┌─ RECORD EXCERPTS
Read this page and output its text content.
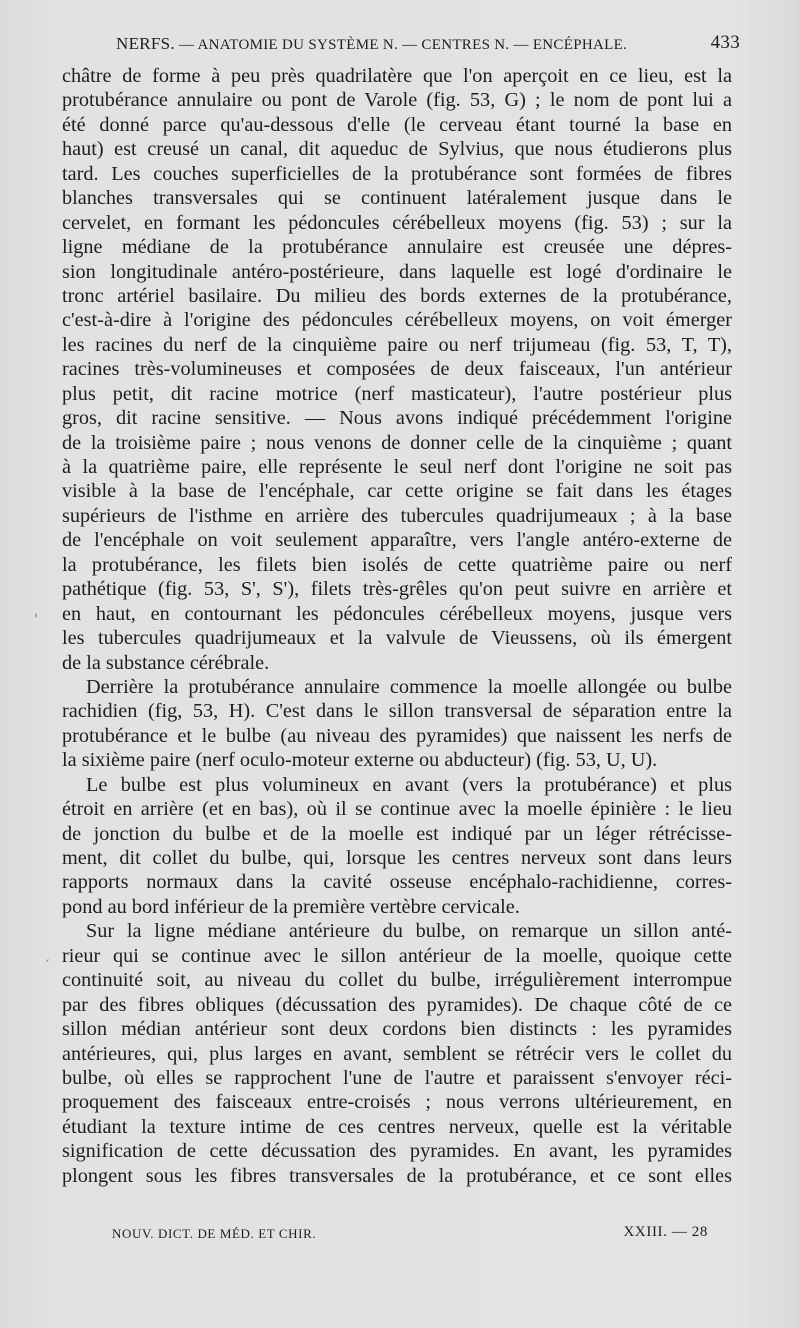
NERFS. — ANATOMIE DU SYSTÈME N. — CENTRES N. — ENCÉPHALE.	433
châtre de forme à peu près quadrilatère que l'on aperçoit en ce lieu, est la
protubérance annulaire ou pont de Varole (fig. 53, G) ; le nom de pont lui a
été donné parce qu'au-dessous d'elle (le cerveau étant tourné la base en
haut) est creusé un canal, dit aqueduc de Sylvius, que nous étudierons plus
tard. Les couches superficielles de la protubérance sont formées de fibres
blanches transversales qui se continuent latéralement jusque dans le
cervelet, en formant les pédoncules cérébelleux moyens (fig. 53) ; sur la
ligne médiane de la protubérance annulaire est creusée une dépres-
sion longitudinale antéro-postérieure, dans laquelle est logé d'ordinaire le
tronc artériel basilaire. Du milieu des bords externes de la protubérance,
c'est-à-dire à l'origine des pédoncules cérébelleux moyens, on voit émerger
les racines du nerf de la cinquième paire ou nerf trijumeau (fig. 53, T, T),
racines très-volumineuses et composées de deux faisceaux, l'un antérieur
plus petit, dit racine motrice (nerf masticateur), l'autre postérieur plus
gros, dit racine sensitive. — Nous avons indiqué précédemment l'origine
de la troisième paire ; nous venons de donner celle de la cinquième ; quant
à la quatrième paire, elle représente le seul nerf dont l'origine ne soit pas
visible à la base de l'encéphale, car cette origine se fait dans les étages
supérieurs de l'isthme en arrière des tubercules quadrijumeaux ; à la base
de l'encéphale on voit seulement apparaître, vers l'angle antéro-externe de
la protubérance, les filets bien isolés de cette quatrième paire ou nerf
pathétique (fig. 53, S', S'), filets très-grêles qu'on peut suivre en arrière et
en haut, en contournant les pédoncules cérébelleux moyens, jusque vers
les tubercules quadrijumeaux et la valvule de Vieussens, où ils émergent
de la substance cérébrale.
Derrière la protubérance annulaire commence la moelle allongée ou bulbe
rachidien (fig, 53, H). C'est dans le sillon transversal de séparation entre la
protubérance et le bulbe (au niveau des pyramides) que naissent les nerfs de
la sixième paire (nerf oculo-moteur externe ou abducteur) (fig. 53, U, U).
Le bulbe est plus volumineux en avant (vers la protubérance) et plus
étroit en arrière (et en bas), où il se continue avec la moelle épinière : le lieu
de jonction du bulbe et de la moelle est indiqué par un léger rétrécisse-
ment, dit collet du bulbe, qui, lorsque les centres nerveux sont dans leurs
rapports normaux dans la cavité osseuse encéphalo-rachidienne, corres-
pond au bord inférieur de la première vertèbre cervicale.
Sur la ligne médiane antérieure du bulbe, on remarque un sillon anté-
rieur qui se continue avec le sillon antérieur de la moelle, quoique cette
continuité soit, au niveau du collet du bulbe, irrégulièrement interrompue
par des fibres obliques (décussation des pyramides). De chaque côté de ce
sillon médian antérieur sont deux cordons bien distincts : les pyramides
antérieures, qui, plus larges en avant, semblent se rétrécir vers le collet du
bulbe, où elles se rapprochent l'une de l'autre et paraissent s'envoyer réci-
proquement des faisceaux entre-croisés ; nous verrons ultérieurement, en
étudiant la texture intime de ces centres nerveux, quelle est la véritable
signification de cette décussation des pyramides. En avant, les pyramides
plongent sous les fibres transversales de la protubérance, et ce sont elles
'
′
NOUV. DICT. DE MÉD. ET CHIR.	XXIII. — 28
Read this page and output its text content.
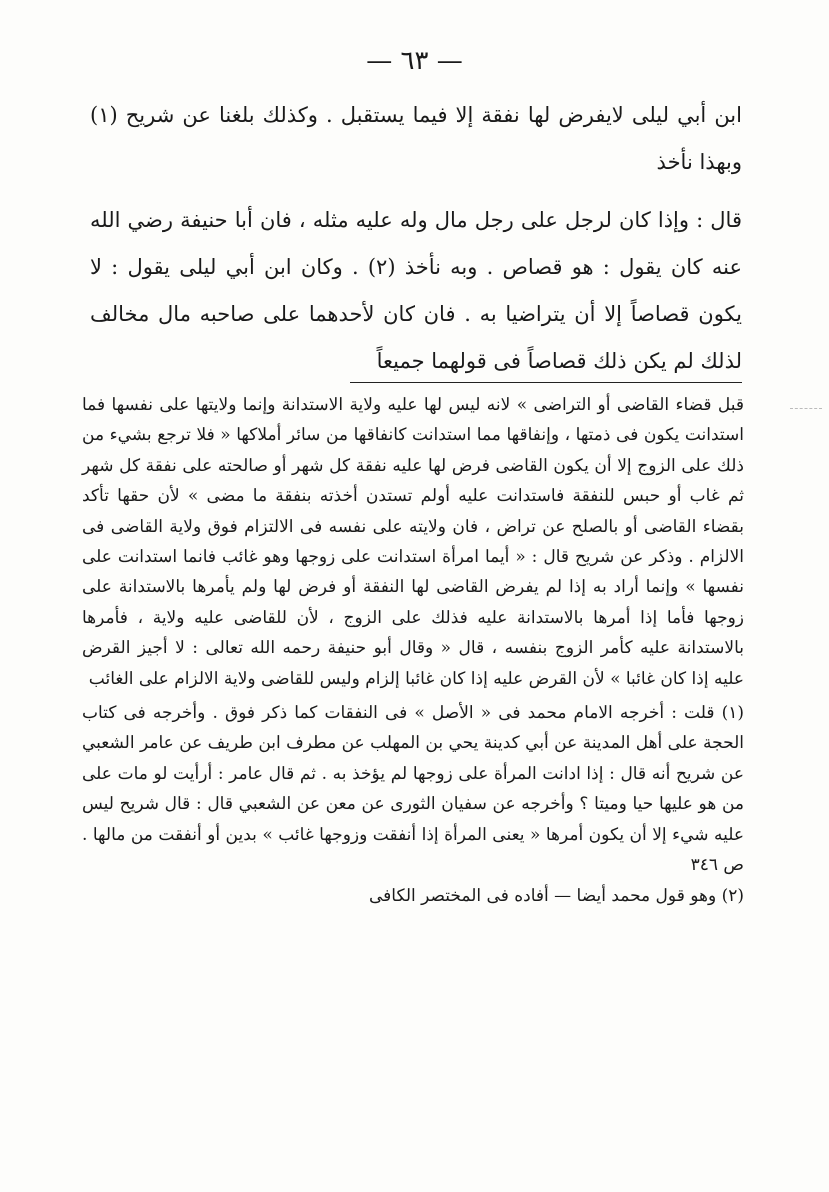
— ٦٣ —

ابن أبي ليلى لايفرض لها نفقة إلا فيما يستقبل . وكذلك بلغنا عن شريح (١) وبهذا نأخذ

قال : وإذا كان لرجل على رجل مال وله عليه مثله ، فان أبا حنيفة رضي الله عنه كان يقول : هو قصاص . وبه نأخذ (٢) . وكان ابن أبي ليلى يقول : لا يكون قصاصاً إلا أن يتراضيا به . فان كان لأحدهما على صاحبه مال مخالف لذلك لم يكن ذلك قصاصاً فى قولهما جميعاً

قبل قضاء القاضى أو التراضى » لانه ليس لها عليه ولاية الاستدانة وإنما ولايتها على نفسها فما استدانت يكون فى ذمتها ، وإنفاقها مما استدانت كانفاقها من سائر أملاكها « فلا ترجع بشيء من ذلك على الزوج إلا أن يكون القاضى فرض لها عليه نفقة كل شهر أو صالحته على نفقة كل شهر ثم غاب أو حبس للنفقة فاستدانت عليه أولم تستدن أخذته بنفقة ما مضى » لأن حقها تأكد بقضاء القاضى أو بالصلح عن تراض ، فان ولايته على نفسه فى الالتزام فوق ولاية القاضى فى الالزام . وذكر عن شريح قال : « أيما امرأة استدانت على زوجها وهو غائب فانما استدانت على نفسها » وإنما أراد به إذا لم يفرض القاضى لها النفقة أو فرض لها ولم يأمرها بالاستدانة على زوجها فأما إذا أمرها بالاستدانة عليه فذلك على الزوج ، لأن للقاضى عليه ولاية ، فأمرها بالاستدانة عليه كأمر الزوج بنفسه ، قال « وقال أبو حنيفة رحمه الله تعالى : لا أجيز القرض عليه إذا كان غائبا » لأن القرض عليه إذا كان غائبا إلزام وليس للقاضى ولاية الالزام على الغائب

(١) قلت : أخرجه الامام محمد فى « الأصل » فى النفقات كما ذكر فوق . وأخرجه فى كتاب الحجة على أهل المدينة عن أبي كدينة يحي بن المهلب عن مطرف ابن طريف عن عامر الشعبي عن شريح أنه قال : إذا ادانت المرأة على زوجها لم يؤخذ به . ثم قال عامر : أرأيت لو مات على من هو عليها حيا وميتا ؟ وأخرجه عن سفيان الثورى عن معن عن الشعبي قال : قال شريح ليس عليه شيء إلا أن يكون أمرها « يعنى المرأة إذا أنفقت وزوجها غائب » بدين أو أنفقت من مالها . ص ٣٤٦

(٢) وهو قول محمد أيضا — أفاده فى المختصر الكافى
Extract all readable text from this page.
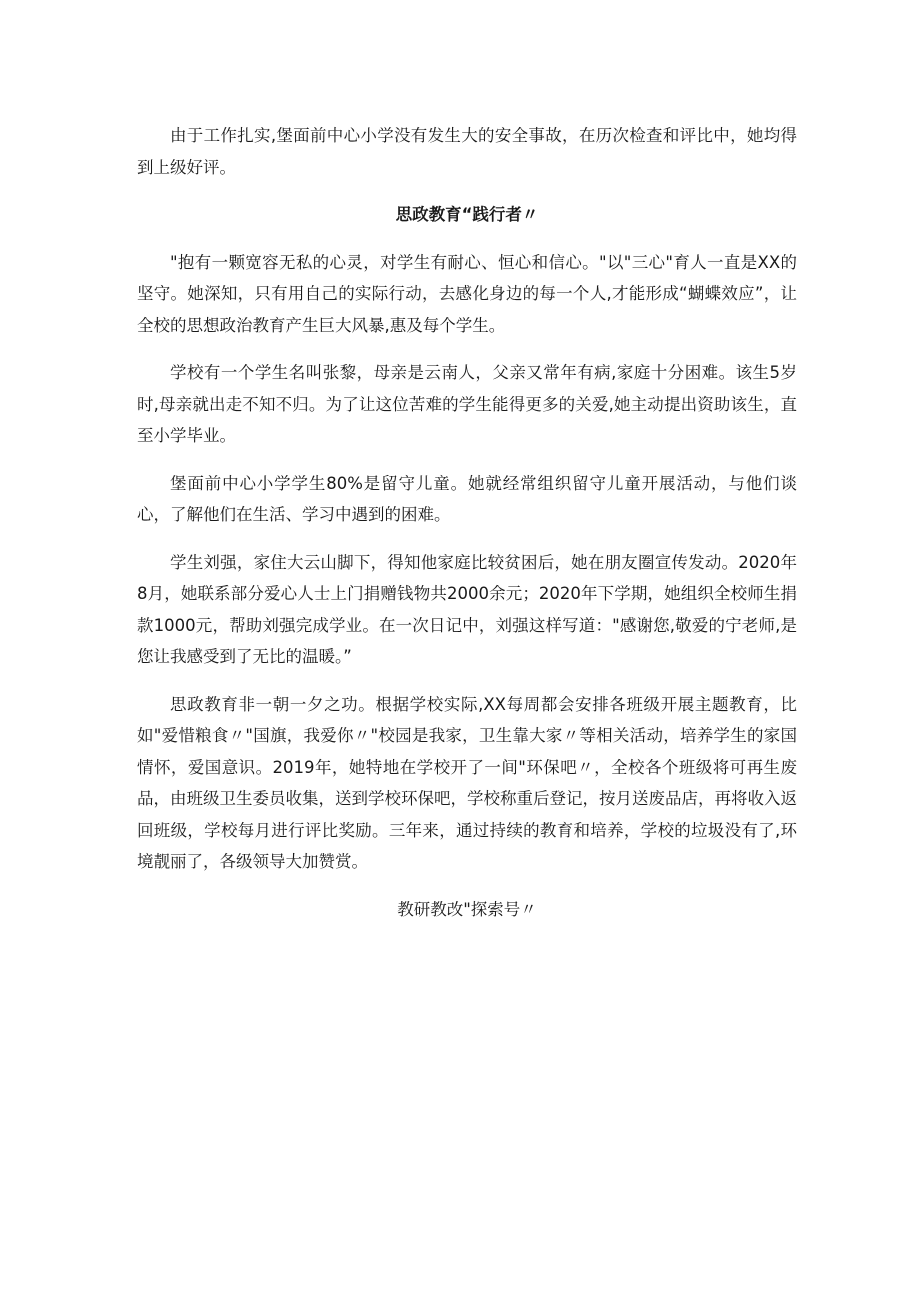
由于工作扎实,堡面前中心小学没有发生大的安全事故，在历次检查和评比中，她均得到上级好评。

思政教育“践行者〃

"抱有一颗宽容无私的心灵，对学生有耐心、恒心和信心。"以"三心"育人一直是XX的坚守。她深知，只有用自己的实际行动，去感化身边的每一个人,才能形成“蝴蝶效应”，让全校的思想政治教育产生巨大风暴,惠及每个学生。

学校有一个学生名叫张黎，母亲是云南人，父亲又常年有病,家庭十分困难。该生5岁时,母亲就出走不知不归。为了让这位苦难的学生能得更多的关爱,她主动提出资助该生，直至小学毕业。

堡面前中心小学学生80%是留守儿童。她就经常组织留守儿童开展活动，与他们谈心，了解他们在生活、学习中遇到的困难。

学生刘强，家住大云山脚下，得知他家庭比较贫困后，她在朋友圈宣传发动。2020年8月，她联系部分爱心人士上门捐赠钱物共2000余元；2020年下学期，她组织全校师生捐款1000元，帮助刘强完成学业。在一次日记中，刘强这样写道："感谢您,敬爱的宁老师,是您让我感受到了无比的温暖。”

思政教育非一朝一夕之功。根据学校实际,XX每周都会安排各班级开展主题教育，比如"爱惜粮食〃"国旗，我爱你〃"校园是我家，卫生靠大家〃等相关活动，培养学生的家国情怀，爱国意识。2019年，她特地在学校开了一间"环保吧〃，全校各个班级将可再生废品，由班级卫生委员收集，送到学校环保吧，学校称重后登记，按月送废品店，再将收入返回班级，学校每月进行评比奖励。三年来，通过持续的教育和培养，学校的垃圾没有了,环境靓丽了，各级领导大加赞赏。

教研教改"探索号〃
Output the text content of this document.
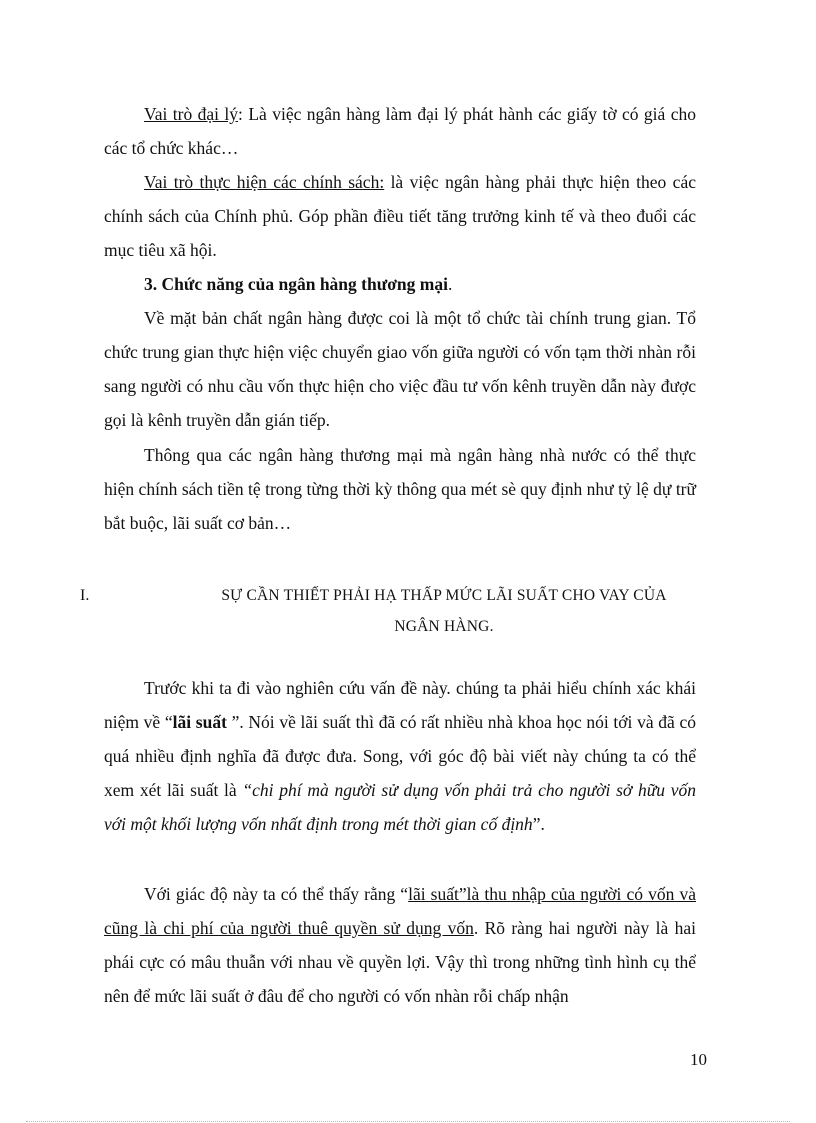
Vai trò đại lý: Là việc ngân hàng làm đại lý phát hành các giấy tờ có giá cho các tổ chức khác…

Vai trò thực hiện các chính sách: là việc ngân hàng phải thực hiện theo các chính sách của Chính phủ. Góp phần điều tiết tăng trưởng kinh tế và theo đuổi các mục tiêu xã hội.

3. Chức năng của ngân hàng thương mại.

Về mặt bản chất ngân hàng được coi là một tổ chức tài chính trung gian. Tổ chức trung gian thực hiện việc chuyển giao vốn giữa người có vốn tạm thời nhàn rỗi sang người có nhu cầu vốn thực hiện cho việc đầu tư vốn kênh truyền dẫn này được gọi là kênh truyền dẫn gián tiếp.

Thông qua các ngân hàng thương mại mà ngân hàng nhà nước có thể thực hiện chính sách tiền tệ trong từng thời kỳ thông qua mét sè quy định như tỷ lệ dự trữ bắt buộc, lãi suất cơ bản…

I.	SỰ CẦN THIẾT PHẢI HẠ THẤP MỨC LÃI SUẤT CHO VAY CỦA
NGÂN HÀNG.

Trước khi ta đi vào nghiên cứu vấn đề này. chúng ta phải hiểu chính xác khái niệm về “lãi suất ”. Nói về lãi suất thì đã có rất nhiều nhà khoa học nói tới và đã có quá nhiều định nghĩa đã được đưa. Song, với góc độ bài viết này chúng ta có thể xem xét lãi suất là “chi phí mà người sử dụng vốn phải trả cho người sở hữu vốn với một khối lượng vốn nhất định trong mét thời gian cố định”.

Với giác độ này ta có thể thấy rằng “lãi suất”là thu nhập của người có vốn và cũng là chi phí của người thuê quyền sử dụng vốn. Rõ ràng hai người này là hai phái cực có mâu thuẫn với nhau về quyền lợi. Vậy thì trong những tình hình cụ thể nên để mức lãi suất ở đâu để cho người có vốn nhàn rỗi chấp nhận

10
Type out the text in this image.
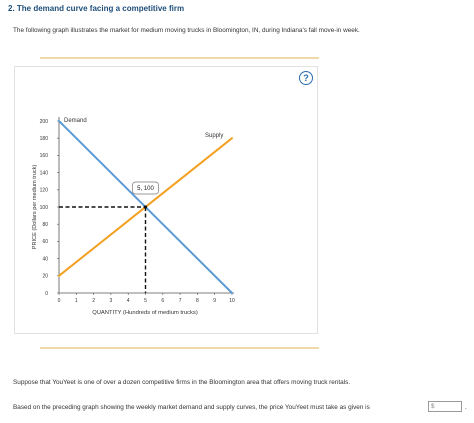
2. The demand curve facing a competitive firm
The following graph illustrates the market for medium moving trucks in Bloomington, IN, during Indiana's fall move-in week.
?
0
20
40
60
80
100
120
140
160
180
200
0	1	2	3	4	5	6	7	8	9	10
Demand
Supply
5, 100
PRICE (Dollars per medium truck)
QUANTITY (Hundreds of medium trucks)
Suppose that YouYeet is one of over a dozen competitive firms in the Bloomington area that offers moving truck rentals.
Based on the preceding graph showing the weekly market demand and supply curves, the price YouYeet must take as given is	$	.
└─
Only the number is wanted: how many lines contain the string "tubercules"?

2